>> begin

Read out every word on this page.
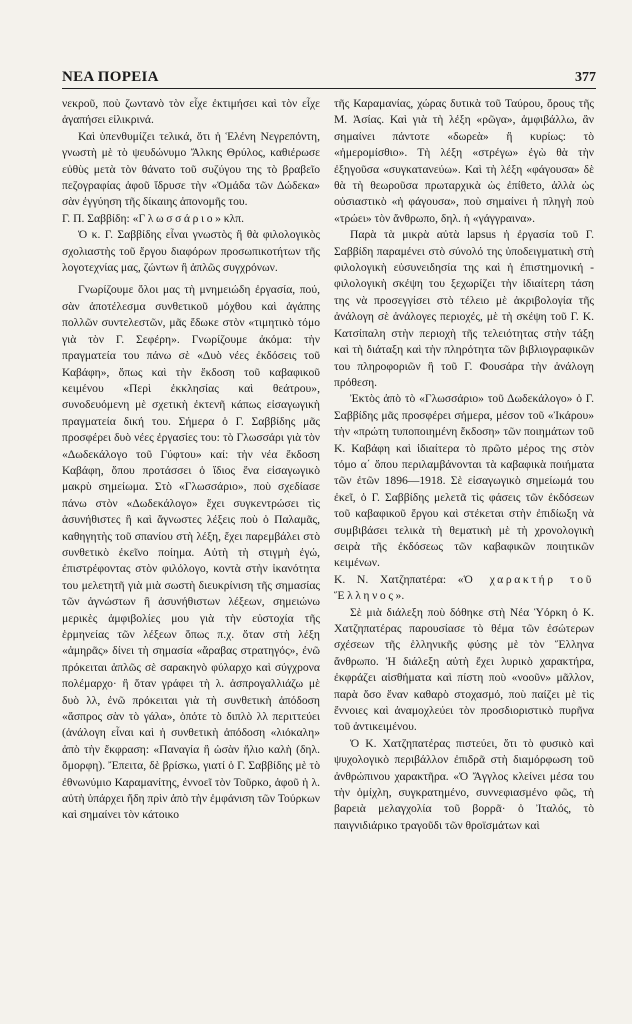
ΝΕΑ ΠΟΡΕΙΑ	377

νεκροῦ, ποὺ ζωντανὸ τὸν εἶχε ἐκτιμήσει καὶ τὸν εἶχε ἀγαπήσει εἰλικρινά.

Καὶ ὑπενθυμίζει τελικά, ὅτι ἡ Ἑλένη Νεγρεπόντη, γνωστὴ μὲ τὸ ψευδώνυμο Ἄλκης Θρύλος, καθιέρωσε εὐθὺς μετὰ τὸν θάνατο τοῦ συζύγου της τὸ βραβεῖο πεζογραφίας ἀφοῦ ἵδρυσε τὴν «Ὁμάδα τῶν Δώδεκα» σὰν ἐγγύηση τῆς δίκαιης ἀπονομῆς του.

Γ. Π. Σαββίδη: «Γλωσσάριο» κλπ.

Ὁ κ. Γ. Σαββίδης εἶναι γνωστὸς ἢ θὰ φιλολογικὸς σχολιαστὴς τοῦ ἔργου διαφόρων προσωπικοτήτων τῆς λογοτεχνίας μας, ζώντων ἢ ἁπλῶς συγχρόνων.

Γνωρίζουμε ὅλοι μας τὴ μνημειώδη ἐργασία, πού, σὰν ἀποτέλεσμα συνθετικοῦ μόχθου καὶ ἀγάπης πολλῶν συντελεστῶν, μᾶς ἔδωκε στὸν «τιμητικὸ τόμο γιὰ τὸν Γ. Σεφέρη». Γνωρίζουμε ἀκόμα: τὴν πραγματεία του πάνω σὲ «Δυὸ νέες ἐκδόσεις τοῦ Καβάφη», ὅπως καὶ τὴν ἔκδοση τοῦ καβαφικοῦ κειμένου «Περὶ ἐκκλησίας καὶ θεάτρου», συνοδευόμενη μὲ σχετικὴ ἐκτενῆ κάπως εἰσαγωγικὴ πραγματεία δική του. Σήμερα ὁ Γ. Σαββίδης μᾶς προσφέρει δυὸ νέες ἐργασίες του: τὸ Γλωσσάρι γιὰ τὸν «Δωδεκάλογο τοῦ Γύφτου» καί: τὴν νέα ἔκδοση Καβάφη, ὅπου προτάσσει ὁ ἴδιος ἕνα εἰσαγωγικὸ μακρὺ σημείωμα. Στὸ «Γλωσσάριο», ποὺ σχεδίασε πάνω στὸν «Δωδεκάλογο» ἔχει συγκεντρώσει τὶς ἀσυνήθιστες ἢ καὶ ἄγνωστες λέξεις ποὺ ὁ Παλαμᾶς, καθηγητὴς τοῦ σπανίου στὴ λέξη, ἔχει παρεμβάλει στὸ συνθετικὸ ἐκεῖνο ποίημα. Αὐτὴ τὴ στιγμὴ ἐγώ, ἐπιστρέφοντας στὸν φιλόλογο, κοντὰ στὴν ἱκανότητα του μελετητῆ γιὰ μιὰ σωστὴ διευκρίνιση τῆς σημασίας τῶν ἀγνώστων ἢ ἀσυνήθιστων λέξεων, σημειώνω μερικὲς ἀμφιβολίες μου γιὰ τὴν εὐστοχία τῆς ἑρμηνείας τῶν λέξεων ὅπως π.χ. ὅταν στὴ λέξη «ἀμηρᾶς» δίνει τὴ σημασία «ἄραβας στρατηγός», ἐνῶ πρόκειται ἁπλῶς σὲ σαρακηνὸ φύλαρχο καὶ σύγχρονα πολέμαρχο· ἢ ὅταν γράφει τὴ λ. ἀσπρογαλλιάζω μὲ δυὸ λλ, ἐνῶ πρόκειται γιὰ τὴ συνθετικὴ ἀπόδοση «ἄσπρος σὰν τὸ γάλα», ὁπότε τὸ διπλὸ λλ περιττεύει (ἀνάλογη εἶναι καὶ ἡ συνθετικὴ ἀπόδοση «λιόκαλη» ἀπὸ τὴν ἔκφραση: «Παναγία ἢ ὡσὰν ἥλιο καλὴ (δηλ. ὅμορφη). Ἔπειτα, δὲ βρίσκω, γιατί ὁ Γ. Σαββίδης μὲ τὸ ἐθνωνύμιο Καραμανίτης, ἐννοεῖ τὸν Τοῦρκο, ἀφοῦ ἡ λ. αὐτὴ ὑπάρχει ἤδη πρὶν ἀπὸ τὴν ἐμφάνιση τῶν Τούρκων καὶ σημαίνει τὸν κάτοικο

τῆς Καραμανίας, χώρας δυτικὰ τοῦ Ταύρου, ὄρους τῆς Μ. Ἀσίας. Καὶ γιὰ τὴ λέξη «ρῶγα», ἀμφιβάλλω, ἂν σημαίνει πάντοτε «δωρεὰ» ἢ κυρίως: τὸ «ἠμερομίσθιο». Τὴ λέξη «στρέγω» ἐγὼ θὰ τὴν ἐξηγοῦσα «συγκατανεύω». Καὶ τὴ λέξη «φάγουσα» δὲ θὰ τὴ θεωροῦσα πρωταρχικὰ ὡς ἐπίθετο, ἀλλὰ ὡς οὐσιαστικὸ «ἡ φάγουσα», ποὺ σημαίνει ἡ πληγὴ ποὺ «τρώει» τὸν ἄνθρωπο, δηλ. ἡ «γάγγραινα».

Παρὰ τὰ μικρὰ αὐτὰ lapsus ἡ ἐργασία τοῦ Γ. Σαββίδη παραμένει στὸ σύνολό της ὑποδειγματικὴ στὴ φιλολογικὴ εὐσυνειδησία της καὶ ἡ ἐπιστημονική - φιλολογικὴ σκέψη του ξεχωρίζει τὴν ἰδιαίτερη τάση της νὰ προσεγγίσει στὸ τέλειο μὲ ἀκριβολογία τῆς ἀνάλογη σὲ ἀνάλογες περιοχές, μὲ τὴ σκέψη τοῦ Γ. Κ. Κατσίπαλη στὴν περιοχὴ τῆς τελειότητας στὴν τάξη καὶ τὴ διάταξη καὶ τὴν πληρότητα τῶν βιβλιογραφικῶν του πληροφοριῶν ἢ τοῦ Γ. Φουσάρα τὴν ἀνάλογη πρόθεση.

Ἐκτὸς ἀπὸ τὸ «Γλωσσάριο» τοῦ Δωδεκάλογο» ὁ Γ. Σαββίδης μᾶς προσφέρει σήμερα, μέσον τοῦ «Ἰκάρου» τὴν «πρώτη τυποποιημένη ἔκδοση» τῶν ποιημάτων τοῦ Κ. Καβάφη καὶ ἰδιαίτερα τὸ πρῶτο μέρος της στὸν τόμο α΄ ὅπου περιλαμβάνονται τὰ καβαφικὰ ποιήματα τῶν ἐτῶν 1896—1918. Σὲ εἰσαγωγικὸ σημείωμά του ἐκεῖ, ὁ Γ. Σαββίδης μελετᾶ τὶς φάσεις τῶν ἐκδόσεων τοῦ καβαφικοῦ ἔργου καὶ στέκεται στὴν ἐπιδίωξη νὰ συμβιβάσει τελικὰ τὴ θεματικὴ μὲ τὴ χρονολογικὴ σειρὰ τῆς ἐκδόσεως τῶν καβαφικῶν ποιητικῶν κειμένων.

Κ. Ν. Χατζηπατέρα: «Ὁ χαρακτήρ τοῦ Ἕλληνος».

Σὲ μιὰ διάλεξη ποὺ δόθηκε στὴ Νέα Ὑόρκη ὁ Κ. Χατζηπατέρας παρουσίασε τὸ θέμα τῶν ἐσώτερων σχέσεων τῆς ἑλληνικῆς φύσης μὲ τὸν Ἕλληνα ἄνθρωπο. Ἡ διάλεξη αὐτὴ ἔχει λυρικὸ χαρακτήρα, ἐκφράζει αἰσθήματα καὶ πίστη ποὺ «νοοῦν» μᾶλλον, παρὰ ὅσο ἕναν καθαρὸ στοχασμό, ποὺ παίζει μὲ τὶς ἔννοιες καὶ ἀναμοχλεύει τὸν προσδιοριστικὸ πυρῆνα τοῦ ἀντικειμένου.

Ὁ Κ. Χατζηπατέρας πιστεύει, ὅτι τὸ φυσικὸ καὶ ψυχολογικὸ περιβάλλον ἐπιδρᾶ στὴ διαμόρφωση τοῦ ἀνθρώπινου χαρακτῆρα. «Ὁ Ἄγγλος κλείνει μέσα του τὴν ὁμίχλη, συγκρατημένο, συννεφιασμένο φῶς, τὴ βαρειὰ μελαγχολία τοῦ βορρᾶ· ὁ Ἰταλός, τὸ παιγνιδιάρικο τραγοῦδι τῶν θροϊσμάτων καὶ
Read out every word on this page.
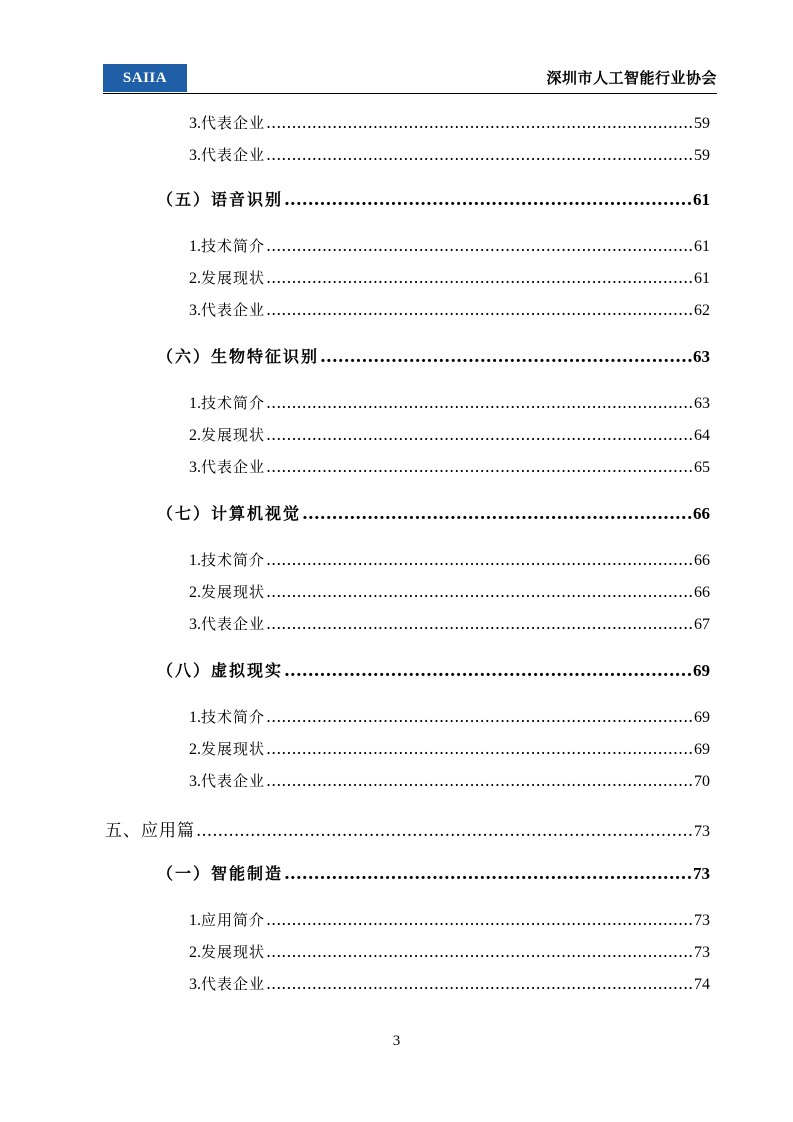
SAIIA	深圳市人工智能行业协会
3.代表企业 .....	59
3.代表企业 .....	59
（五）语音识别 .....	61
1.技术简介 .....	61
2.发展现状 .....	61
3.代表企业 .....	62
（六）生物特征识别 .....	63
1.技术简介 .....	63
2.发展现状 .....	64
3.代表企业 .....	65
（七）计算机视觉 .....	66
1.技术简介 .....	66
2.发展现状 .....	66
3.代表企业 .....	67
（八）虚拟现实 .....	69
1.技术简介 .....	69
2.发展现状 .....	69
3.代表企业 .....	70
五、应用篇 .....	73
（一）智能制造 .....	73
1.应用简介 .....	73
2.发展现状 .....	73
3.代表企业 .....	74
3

>> end

▸ Your goal: How many lines in these entries hold the string "代表企业"? Answer with the number alone.

▸ Task result: 7